Re: [PATCH] x86/fpu/xstate: clear XSAVE features if DISABLED_MASK set

From: Dave Hansen
Date: Tue May 30 2023 - 18:22:23 EST


On 5/30/23 13:01, Jon Kohler wrote:
> Respect DISABLED_MASK when clearing XSAVE features, such that features
> that are disabled do not appear in the xfeatures mask.

One sanity check that I'd suggest adopting is "How many other users in
the code do this?" How many DISABLED_MASK_BIT_SET() users are there?

> This is important for kvm_load_{guest|host}_xsave_state, which look
> at host_xcr0 and will do an expensive xsetbv when the guest and host
> do not match.

Is that the only problem? kvm_load_guest_xsave_state() seems to have
some #ifdef CONFIG_X86_INTEL_MEMORY_PROTECTION_KEYS code and I can't
imagine that KVM guests can even use PKRU if this code is compiled out.

Also, this will set XFEATURE_PKRU in xcr0 and go to the trouble of
XSAVE/XRSTOR'ing it all over the place even for regular tasks.

> A prime example if CONFIG_X86_INTEL_MEMORY_PROTECTION_KEYS is disabled,
> the guest OS will not see PKU masked; however, the guest will incur
> xsetbv since the host mask will never match the guest, even though
> DISABLED_MASK16 has DISABLE_PKU set.

OK, so you care because you're seeing KVM go slow. You tracked it down
to lots of XSETBV's? You said, "what the heck, why is it doing XSETBV
so much?" and tracked it down to 'max_features' which we use to populate
XCR0?

Material =>
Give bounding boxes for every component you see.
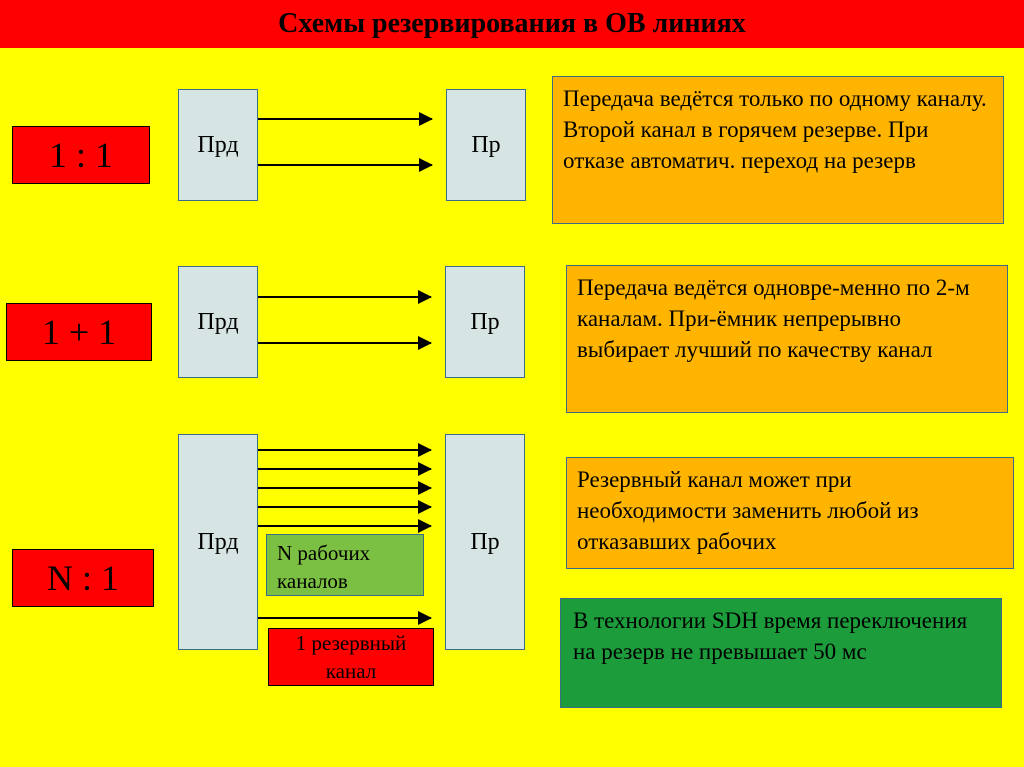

Stated task A => According to the XSAVE patch reply, what will the patch cause to be set in xcr0 even for regular tasks?
Stated task B => Write what comes next in the XSAVE patch reply, picking up after its final line.

Exercise response A => XFEATURE_PKRU will be set in xcr0, and it will be XSAVE/XRSTOR'd all over the place.

Exercise response B =>
> diff --git a/arch/x86/kernel/fpu/xstate.c b/arch/x86/kernel/fpu/xstate.c
> index 0bab497c9436..211ef82b53e3 100644
> --- a/arch/x86/kernel/fpu/xstate.c
> +++ b/arch/x86/kernel/fpu/xstate.c
> @@ -798,7 +798,8 @@ void __init fpu__init_system_xstate(unsigned int legacy_size)
> unsigned short cid = xsave_cpuid_features[i];
>
> /* Careful: X86_FEATURE_FPU is 0! */
> - if ((i != XFEATURE_FP && !cid) || !boot_cpu_has(cid))
> + if ((i != XFEATURE_FP && !cid) || !boot_cpu_has(cid) ||
> + DISABLED_MASK_BIT_SET(cid))
> fpu_kernel_cfg.max_features &= ~BIT_ULL(i);
> }

I _think_ I'd rather this just be cpu_feature_enabled(cid) rather than
using DISABLED_MASK_BIT_SET() directly.

But, I guess this probably also isn't a big deal for _most_ people. Any
sane distro kernel will just set CONFIG_X86_INTEL_MEMORY_PROTECTION_KEYS
since it's pretty widespread on modern CPUs and works across Intel and
AMD now.